■ EXERCISE DETAILS: Leaving out the pictures, please retype each record exactly.

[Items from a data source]
****************
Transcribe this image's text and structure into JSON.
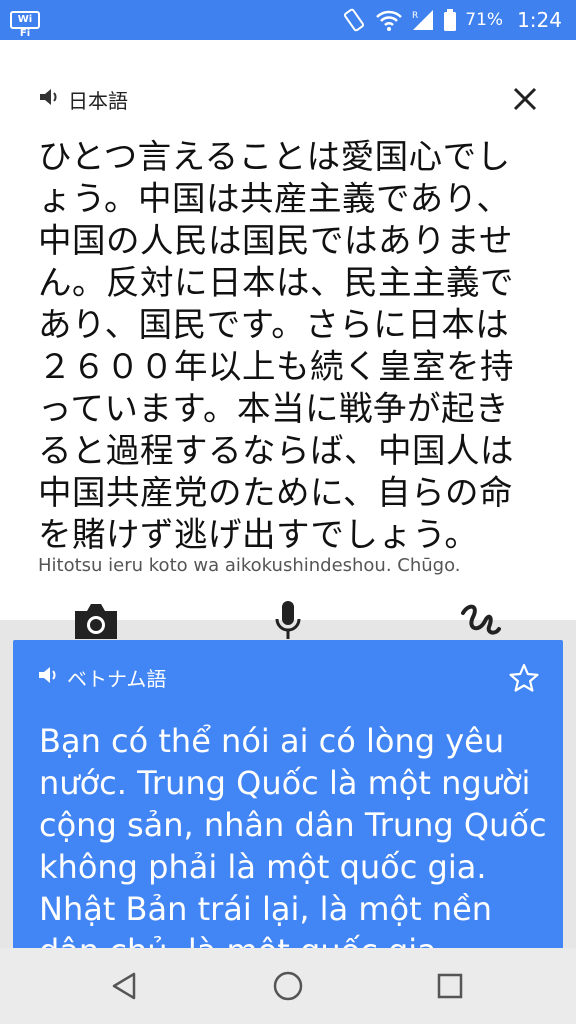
{
  "status_bar": {
    "wifi_badge": "Wi Fi",
    "battery": "71%",
    "time": "1:24",
    "icons": [
      "rotate-icon",
      "wifi-icon",
      "signal-icon",
      "battery-icon"
    ]
  },
  "source": {
    "language": "日本語",
    "text": "ひとつ言えることは愛国心でしょう。中国は共産主義であり、中国の人民は国民ではありません。反対に日本は、民主主義であり、国民です。さらに日本は２６００年以上も続く皇室を持っています。本当に戦争が起きると過程するならば、中国人は中国共産党のために、自らの命を賭けず逃げ出すでしょう。",
    "transliteration": "Hitotsu ieru koto wa aikokushindeshou. Chūgo.",
    "tools": [
      "camera-icon",
      "microphone-icon",
      "handwriting-icon"
    ]
  },
  "result": {
    "language": "ベトナム語",
    "text": "Bạn có thể nói ai có lòng yêu nước. Trung Quốc là một người cộng sản, nhân dân Trung Quốc không phải là một quốc gia. Nhật Bản trái lại, là một nền dân chủ, là một quốc gia"
  },
  "nav": [
    "back-icon",
    "home-icon",
    "recents-icon"
  ],
  "colors": {
    "accent": "#4285F4",
    "status_bar": "#3F81EE"
  }
}
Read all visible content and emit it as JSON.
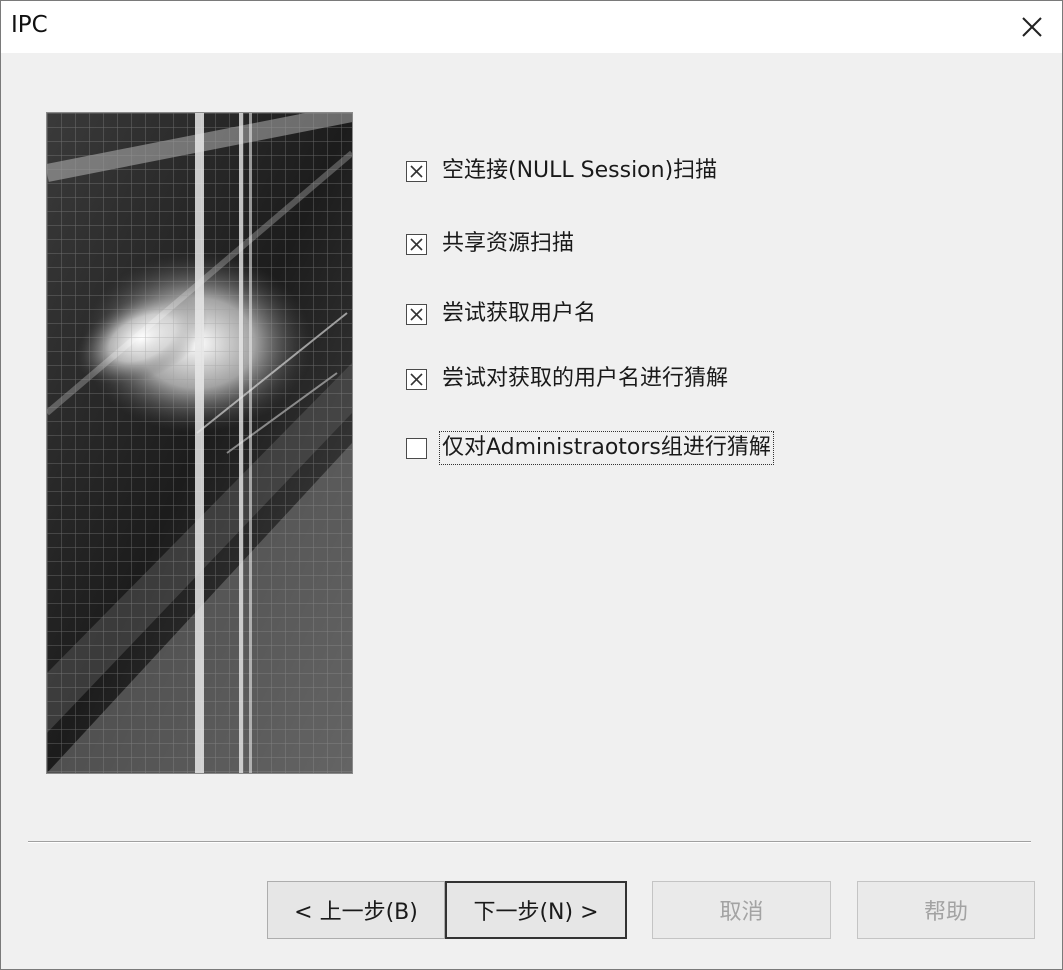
{
  "window": {
    "title": "IPC"
  },
  "icons": {
    "close": "close-icon",
    "checkbox_checked": "checkbox-checked-icon"
  },
  "options": [
    {
      "label": "空连接(NULL Session)扫描",
      "checked": true
    },
    {
      "label": "共享资源扫描",
      "checked": true
    },
    {
      "label": "尝试获取用户名",
      "checked": true
    },
    {
      "label": "尝试对获取的用户名进行猜解",
      "checked": true
    },
    {
      "label": "仅对Administraotors组进行猜解",
      "checked": false,
      "focused": true
    }
  ],
  "buttons": {
    "back": "< 上一步(B)",
    "next": "下一步(N) >",
    "cancel": "取消",
    "help": "帮助"
  },
  "button_states": {
    "back": "enabled",
    "next": "default",
    "cancel": "disabled",
    "help": "disabled"
  },
  "colors": {
    "window_bg": "#f0f0f0",
    "titlebar_bg": "#ffffff",
    "disabled_text": "#a3a3a3"
  }
}
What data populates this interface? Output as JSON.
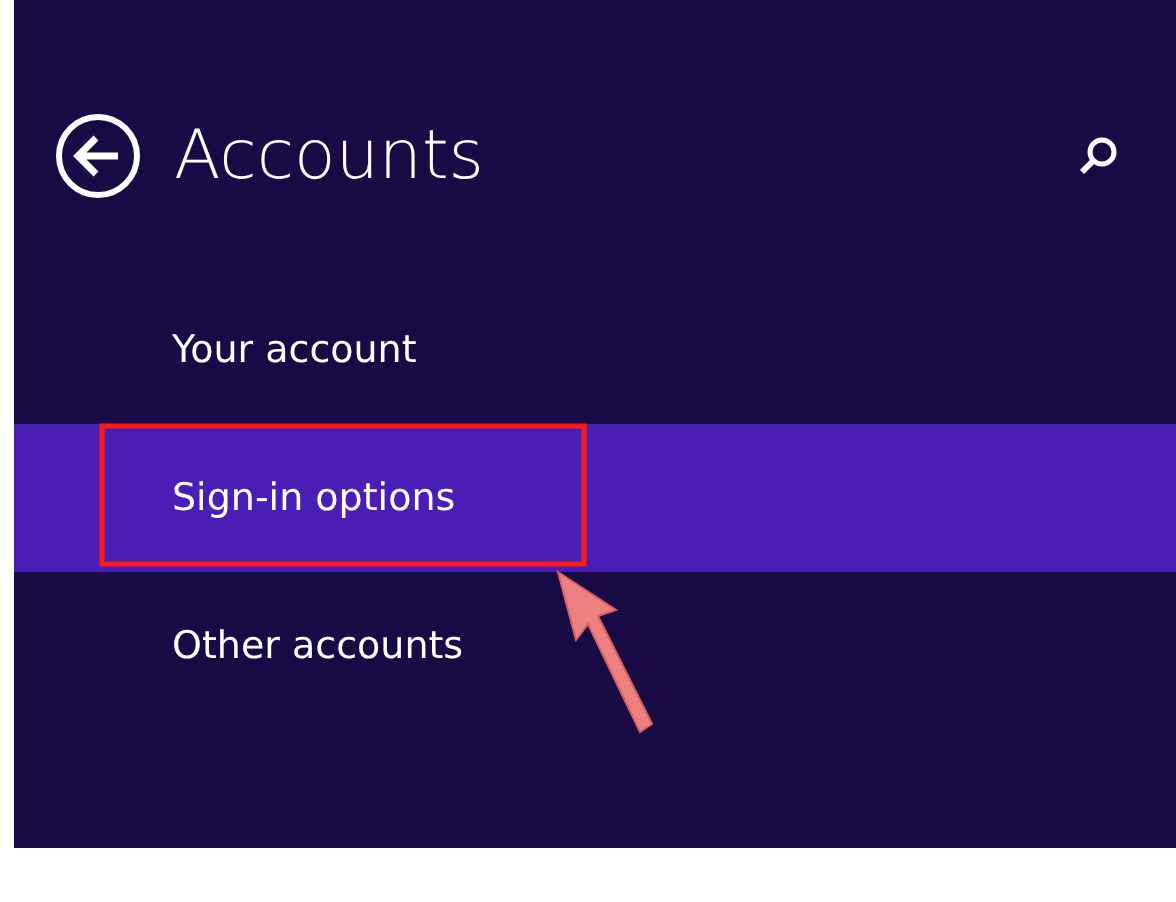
****************
■ RESULT FOR THIS EXERCISE:
Transcribe this image's text and structure into JSON.
{
  "status_bar": {
    "wifi_badge": "Wi Fi",
    "battery": "71%",
    "time": "1:24",
    "icons": [
      "rotate-icon",
      "wifi-icon",
      "signal-icon",
      "battery-icon"
    ]
  },
  "source": {
    "language": "日本語",
    "text": "ひとつ言えることは愛国心でしょう。中国は共産主義であり、中国の人民は国民ではありません。反対に日本は、民主主義であり、国民です。さらに日本は２６００年以上も続く皇室を持っています。本当に戦争が起きると過程するならば、中国人は中国共産党のために、自らの命を賭けず逃げ出すでしょう。",
    "transliteration": "Hitotsu ieru koto wa aikokushindeshou. Chūgo.",
    "tools": [
      "camera-icon",
      "microphone-icon",
      "handwriting-icon"
    ]
  },
  "result": {
    "language": "ベトナム語",
    "text": "Bạn có thể nói ai có lòng yêu nước. Trung Quốc là một người cộng sản, nhân dân Trung Quốc không phải là một quốc gia. Nhật Bản trái lại, là một nền dân chủ, là một quốc gia"
  },
  "nav": [
    "back-icon",
    "home-icon",
    "recents-icon"
  ],
  "colors": {
    "accent": "#4285F4",
    "status_bar": "#3F81EE"
  }
}
Read all visible content and emit it as JSON.
{
  "window": {
    "title": "IPC"
  },
  "icons": {
    "close": "close-icon",
    "checkbox_checked": "checkbox-checked-icon"
  },
  "options": [
    {
      "label": "空连接(NULL Session)扫描",
      "checked": true
    },
    {
      "label": "共享资源扫描",
      "checked": true
    },
    {
      "label": "尝试获取用户名",
      "checked": true
    },
    {
      "label": "尝试对获取的用户名进行猜解",
      "checked": true
    },
    {
      "label": "仅对Administraotors组进行猜解",
      "checked": false,
      "focused": true
    }
  ],
  "buttons": {
    "back": "< 上一步(B)",
    "next": "下一步(N) >",
    "cancel": "取消",
    "help": "帮助"
  },
  "button_states": {
    "back": "enabled",
    "next": "default",
    "cancel": "disabled",
    "help": "disabled"
  },
  "colors": {
    "window_bg": "#f0f0f0",
    "titlebar_bg": "#ffffff",
    "disabled_text": "#a3a3a3"
  }
}
What data populates this interface? Output as JSON.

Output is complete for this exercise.